*What to do*
Copy every one of the items below, word for word and line for line, without changing anything.

** START OF Dataset excerpts **

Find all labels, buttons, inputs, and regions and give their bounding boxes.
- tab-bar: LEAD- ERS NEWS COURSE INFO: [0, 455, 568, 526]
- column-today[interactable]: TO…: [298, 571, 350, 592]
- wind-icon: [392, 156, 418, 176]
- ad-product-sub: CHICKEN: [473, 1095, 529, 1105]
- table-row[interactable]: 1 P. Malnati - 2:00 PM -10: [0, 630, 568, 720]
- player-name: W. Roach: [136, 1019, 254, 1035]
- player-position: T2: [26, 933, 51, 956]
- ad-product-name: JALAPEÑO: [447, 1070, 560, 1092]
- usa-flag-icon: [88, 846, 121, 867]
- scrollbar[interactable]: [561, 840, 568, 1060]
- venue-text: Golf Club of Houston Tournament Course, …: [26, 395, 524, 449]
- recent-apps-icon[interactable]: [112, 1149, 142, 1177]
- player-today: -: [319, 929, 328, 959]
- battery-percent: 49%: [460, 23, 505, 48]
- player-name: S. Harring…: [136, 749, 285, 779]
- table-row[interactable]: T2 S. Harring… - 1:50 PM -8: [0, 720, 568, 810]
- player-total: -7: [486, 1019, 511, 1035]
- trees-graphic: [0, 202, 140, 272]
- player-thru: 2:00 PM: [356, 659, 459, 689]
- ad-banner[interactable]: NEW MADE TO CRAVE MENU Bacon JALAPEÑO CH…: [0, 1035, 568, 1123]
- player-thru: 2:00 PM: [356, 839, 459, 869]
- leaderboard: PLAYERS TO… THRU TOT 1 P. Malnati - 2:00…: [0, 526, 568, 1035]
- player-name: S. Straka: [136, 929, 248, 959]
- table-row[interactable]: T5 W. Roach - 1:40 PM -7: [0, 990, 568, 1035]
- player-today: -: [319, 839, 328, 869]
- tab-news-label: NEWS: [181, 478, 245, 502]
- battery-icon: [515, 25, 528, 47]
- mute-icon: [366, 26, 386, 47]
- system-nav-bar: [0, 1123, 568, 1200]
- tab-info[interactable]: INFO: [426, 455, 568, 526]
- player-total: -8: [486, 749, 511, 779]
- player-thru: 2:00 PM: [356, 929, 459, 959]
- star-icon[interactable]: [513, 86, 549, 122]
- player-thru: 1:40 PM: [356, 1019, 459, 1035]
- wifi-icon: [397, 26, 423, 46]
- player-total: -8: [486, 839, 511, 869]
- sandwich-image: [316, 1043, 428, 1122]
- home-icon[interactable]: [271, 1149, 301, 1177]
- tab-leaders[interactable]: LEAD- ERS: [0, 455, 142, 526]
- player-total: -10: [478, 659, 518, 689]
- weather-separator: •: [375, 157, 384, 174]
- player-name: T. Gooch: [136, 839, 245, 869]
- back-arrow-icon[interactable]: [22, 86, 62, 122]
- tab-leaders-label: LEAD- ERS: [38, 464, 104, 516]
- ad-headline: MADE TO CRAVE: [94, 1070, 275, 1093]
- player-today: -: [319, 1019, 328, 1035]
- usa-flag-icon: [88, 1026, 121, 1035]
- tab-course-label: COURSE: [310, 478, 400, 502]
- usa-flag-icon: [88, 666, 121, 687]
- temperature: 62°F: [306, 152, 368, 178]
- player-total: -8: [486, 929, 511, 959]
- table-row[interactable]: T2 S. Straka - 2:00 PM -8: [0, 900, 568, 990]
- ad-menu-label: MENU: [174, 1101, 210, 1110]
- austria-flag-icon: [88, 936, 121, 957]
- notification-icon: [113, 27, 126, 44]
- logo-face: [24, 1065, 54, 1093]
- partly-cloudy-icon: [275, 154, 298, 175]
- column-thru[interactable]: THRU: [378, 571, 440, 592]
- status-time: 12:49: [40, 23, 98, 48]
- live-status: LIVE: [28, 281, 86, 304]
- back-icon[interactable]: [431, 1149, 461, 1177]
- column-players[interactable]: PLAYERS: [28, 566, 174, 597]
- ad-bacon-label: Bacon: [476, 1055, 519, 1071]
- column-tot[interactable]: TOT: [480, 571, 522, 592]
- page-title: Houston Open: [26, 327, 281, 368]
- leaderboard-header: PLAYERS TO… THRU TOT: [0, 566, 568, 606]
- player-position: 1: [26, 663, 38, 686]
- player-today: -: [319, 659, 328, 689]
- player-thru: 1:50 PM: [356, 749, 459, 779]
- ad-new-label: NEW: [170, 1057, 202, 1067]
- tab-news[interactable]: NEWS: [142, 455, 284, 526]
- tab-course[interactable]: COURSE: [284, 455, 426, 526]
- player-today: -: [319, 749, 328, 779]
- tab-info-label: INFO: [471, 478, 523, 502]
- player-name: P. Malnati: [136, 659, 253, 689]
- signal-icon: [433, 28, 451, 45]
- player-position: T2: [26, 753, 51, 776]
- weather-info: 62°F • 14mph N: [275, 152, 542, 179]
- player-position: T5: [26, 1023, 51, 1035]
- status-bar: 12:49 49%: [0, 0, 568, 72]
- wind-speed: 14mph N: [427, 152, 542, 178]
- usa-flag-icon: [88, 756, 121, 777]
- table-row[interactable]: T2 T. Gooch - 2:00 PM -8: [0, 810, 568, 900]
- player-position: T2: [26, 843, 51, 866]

** END OF Dataset excerpts **

*Response to this exercise*
Find all labels, buttons, inputs, and regions and give their bounding boxes.
- tab-bar: LEAD- ERS NEWS COURSE INFO: [0, 455, 568, 526]
- column-today[interactable]: TO…: [298, 571, 350, 592]
- wind-icon: [392, 156, 418, 176]
- ad-product-sub: CHICKEN: [473, 1095, 529, 1105]
- table-row[interactable]: 1 P. Malnati - 2:00 PM -10: [0, 630, 568, 720]
- player-name: W. Roach: [136, 1019, 254, 1035]
- player-position: T2: [26, 933, 51, 956]
- ad-product-name: JALAPEÑO: [447, 1070, 560, 1092]
- usa-flag-icon: [88, 846, 121, 867]
- scrollbar[interactable]: [561, 840, 568, 1060]
- venue-text: Golf Club of Houston Tournament Course, …: [26, 395, 524, 449]
- recent-apps-icon[interactable]: [112, 1149, 142, 1177]
- player-today: -: [319, 929, 328, 959]
- battery-percent: 49%: [460, 23, 505, 48]
- player-name: S. Harring…: [136, 749, 285, 779]
- table-row[interactable]: T2 S. Harring… - 1:50 PM -8: [0, 720, 568, 810]
- player-total: -7: [486, 1019, 511, 1035]
- trees-graphic: [0, 202, 140, 272]
- player-thru: 2:00 PM: [356, 659, 459, 689]
- ad-banner[interactable]: NEW MADE TO CRAVE MENU Bacon JALAPEÑO CH…: [0, 1035, 568, 1123]
- player-thru: 2:00 PM: [356, 839, 459, 869]
- leaderboard: PLAYERS TO… THRU TOT 1 P. Malnati - 2:00…: [0, 526, 568, 1035]
- player-name: S. Straka: [136, 929, 248, 959]
- table-row[interactable]: T5 W. Roach - 1:40 PM -7: [0, 990, 568, 1035]
- player-today: -: [319, 839, 328, 869]
- tab-news-label: NEWS: [181, 478, 245, 502]
- battery-icon: [515, 25, 528, 47]
- mute-icon: [366, 26, 386, 47]
- system-nav-bar: [0, 1123, 568, 1200]
- tab-info[interactable]: INFO: [426, 455, 568, 526]
- player-total: -8: [486, 749, 511, 779]
- player-thru: 2:00 PM: [356, 929, 459, 959]
- star-icon[interactable]: [513, 86, 549, 122]
- player-thru: 1:40 PM: [356, 1019, 459, 1035]
- wifi-icon: [397, 26, 423, 46]
- player-total: -8: [486, 839, 511, 869]
- sandwich-image: [316, 1043, 428, 1122]
- home-icon[interactable]: [271, 1149, 301, 1177]
- tab-leaders[interactable]: LEAD- ERS: [0, 455, 142, 526]
- player-total: -10: [478, 659, 518, 689]
- weather-separator: •: [375, 157, 384, 174]
- player-name: T. Gooch: [136, 839, 245, 869]
- back-arrow-icon[interactable]: [22, 86, 62, 122]
- tab-leaders-label: LEAD- ERS: [38, 464, 104, 516]
- ad-headline: MADE TO CRAVE: [94, 1070, 275, 1093]
- player-today: -: [319, 1019, 328, 1035]
- usa-flag-icon: [88, 1026, 121, 1035]
- tab-course-label: COURSE: [310, 478, 400, 502]
- usa-flag-icon: [88, 666, 121, 687]
- temperature: 62°F: [306, 152, 368, 178]
- player-total: -8: [486, 929, 511, 959]
- table-row[interactable]: T2 S. Straka - 2:00 PM -8: [0, 900, 568, 990]
- ad-menu-label: MENU: [174, 1101, 210, 1110]
- austria-flag-icon: [88, 936, 121, 957]
- notification-icon: [113, 27, 126, 44]
- logo-face: [24, 1065, 54, 1093]
- partly-cloudy-icon: [275, 154, 298, 175]
- column-thru[interactable]: THRU: [378, 571, 440, 592]
- status-time: 12:49: [40, 23, 98, 48]
- live-status: LIVE: [28, 281, 86, 304]
- back-icon[interactable]: [431, 1149, 461, 1177]
- column-players[interactable]: PLAYERS: [28, 566, 174, 597]
- ad-bacon-label: Bacon: [476, 1055, 519, 1071]
- column-tot[interactable]: TOT: [480, 571, 522, 592]
- page-title: Houston Open: [26, 327, 281, 368]
- leaderboard-header: PLAYERS TO… THRU TOT: [0, 566, 568, 606]
- player-position: 1: [26, 663, 38, 686]
- player-today: -: [319, 659, 328, 689]
- player-thru: 1:50 PM: [356, 749, 459, 779]
- ad-new-label: NEW: [170, 1057, 202, 1067]
- tab-news[interactable]: NEWS: [142, 455, 284, 526]
- tab-course[interactable]: COURSE: [284, 455, 426, 526]
- player-today: -: [319, 749, 328, 779]
- tab-info-label: INFO: [471, 478, 523, 502]
- player-name: P. Malnati: [136, 659, 253, 689]
- signal-icon: [433, 28, 451, 45]
- player-position: T2: [26, 753, 51, 776]
- weather-info: 62°F • 14mph N: [275, 152, 542, 179]
- player-position: T5: [26, 1023, 51, 1035]
- status-bar: 12:49 49%: [0, 0, 568, 72]
- wind-speed: 14mph N: [427, 152, 542, 178]
- usa-flag-icon: [88, 756, 121, 777]
- table-row[interactable]: T2 T. Gooch - 2:00 PM -8: [0, 810, 568, 900]
- player-position: T2: [26, 843, 51, 866]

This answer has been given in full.